> [SET EXERCISE] Return each line of the data below exactly, omitting any pictures.

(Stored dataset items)

(begin)

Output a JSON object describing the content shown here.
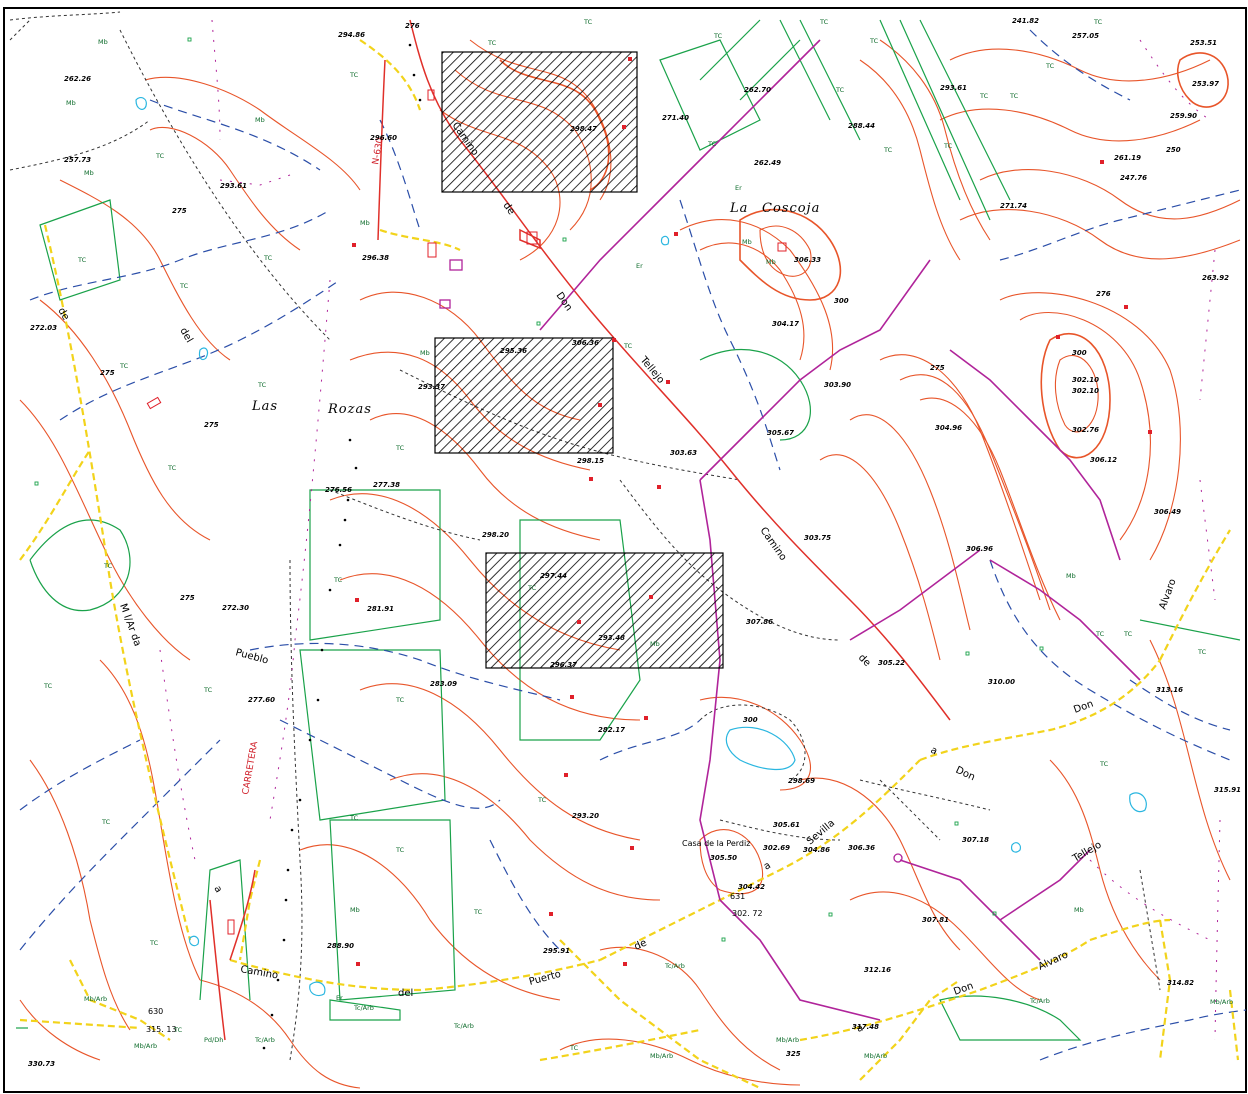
{
  "map": {
    "place_names": [
      {
        "id": "las-rozas-1",
        "text": "Las"
      },
      {
        "id": "las-rozas-2",
        "text": "Rozas"
      },
      {
        "id": "la-coscoja-1",
        "text": "La"
      },
      {
        "id": "la-coscoja-2",
        "text": "Coscoja"
      },
      {
        "id": "casa-perdiz",
        "text": "Casa de la Perdiz"
      }
    ],
    "road_labels": {
      "n630": "N-630",
      "carretera": "CARRETERA",
      "n630_bottom": "630",
      "n631": "631",
      "camino": "Camino",
      "del": "del",
      "puerto": "Puerto",
      "de": "de",
      "a": "a",
      "sevilla": "Sevilla",
      "don": "Don",
      "tellejo": "Tellejo",
      "alvaro": "Alvaro",
      "pueblo": "Pueblo",
      "m_laro": "M l/Ar da",
      "elevation_315": "315. 13",
      "elevation_302": "302. 72"
    },
    "elevations": [
      "294.86",
      "276",
      "262.26",
      "257.73",
      "293.61",
      "275",
      "272.03",
      "275",
      "296.60",
      "296.38",
      "293.37",
      "295.36",
      "306.36",
      "298.15",
      "303.63",
      "305.67",
      "303.90",
      "276.56",
      "277.38",
      "298.20",
      "297.44",
      "293.48",
      "296.37",
      "281.91",
      "272.30",
      "275",
      "277.60",
      "283.09",
      "282.17",
      "300",
      "298.69",
      "305.61",
      "302.69",
      "304.86",
      "306.36",
      "305.50",
      "304.42",
      "302.72",
      "293.20",
      "288.90",
      "295.91",
      "307.86",
      "305.22",
      "303.75",
      "306.96",
      "304.96",
      "310.00",
      "313.16",
      "315.91",
      "307.18",
      "307.81",
      "312.16",
      "317.48",
      "314.82",
      "325",
      "330.73",
      "298.47",
      "271.40",
      "262.70",
      "288.44",
      "262.49",
      "306.33",
      "300",
      "304.17",
      "271.74",
      "293.61",
      "241.82",
      "257.05",
      "253.51",
      "253.97",
      "259.90",
      "261.19",
      "250",
      "247.76",
      "263.92",
      "276",
      "300",
      "302.10",
      "302.10",
      "302.76",
      "306.12",
      "306.49",
      "275"
    ],
    "vegetation": [
      "TC",
      "Mb",
      "Er",
      "Tc/Arb",
      "Mb/Arb",
      "Pd/Dh",
      "TC"
    ]
  }
}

(end)

> [WRITTEN RESPONSE]
Output a JSON object describing the content shown here.
{
  "map": {
    "place_names": [
      {
        "id": "las-rozas-1",
        "text": "Las"
      },
      {
        "id": "las-rozas-2",
        "text": "Rozas"
      },
      {
        "id": "la-coscoja-1",
        "text": "La"
      },
      {
        "id": "la-coscoja-2",
        "text": "Coscoja"
      },
      {
        "id": "casa-perdiz",
        "text": "Casa de la Perdiz"
      }
    ],
    "road_labels": {
      "n630": "N-630",
      "carretera": "CARRETERA",
      "n630_bottom": "630",
      "n631": "631",
      "camino": "Camino",
      "del": "del",
      "puerto": "Puerto",
      "de": "de",
      "a": "a",
      "sevilla": "Sevilla",
      "don": "Don",
      "tellejo": "Tellejo",
      "alvaro": "Alvaro",
      "pueblo": "Pueblo",
      "m_laro": "M l/Ar da",
      "elevation_315": "315. 13",
      "elevation_302": "302. 72"
    },
    "elevations": [
      "294.86",
      "276",
      "262.26",
      "257.73",
      "293.61",
      "275",
      "272.03",
      "275",
      "296.60",
      "296.38",
      "293.37",
      "295.36",
      "306.36",
      "298.15",
      "303.63",
      "305.67",
      "303.90",
      "276.56",
      "277.38",
      "298.20",
      "297.44",
      "293.48",
      "296.37",
      "281.91",
      "272.30",
      "275",
      "277.60",
      "283.09",
      "282.17",
      "300",
      "298.69",
      "305.61",
      "302.69",
      "304.86",
      "306.36",
      "305.50",
      "304.42",
      "302.72",
      "293.20",
      "288.90",
      "295.91",
      "307.86",
      "305.22",
      "303.75",
      "306.96",
      "304.96",
      "310.00",
      "313.16",
      "315.91",
      "307.18",
      "307.81",
      "312.16",
      "317.48",
      "314.82",
      "325",
      "330.73",
      "298.47",
      "271.40",
      "262.70",
      "288.44",
      "262.49",
      "306.33",
      "300",
      "304.17",
      "271.74",
      "293.61",
      "241.82",
      "257.05",
      "253.51",
      "253.97",
      "259.90",
      "261.19",
      "250",
      "247.76",
      "263.92",
      "276",
      "300",
      "302.10",
      "302.10",
      "302.76",
      "306.12",
      "306.49",
      "275"
    ],
    "vegetation": [
      "TC",
      "Mb",
      "Er",
      "Tc/Arb",
      "Mb/Arb",
      "Pd/Dh",
      "TC"
    ]
  }
}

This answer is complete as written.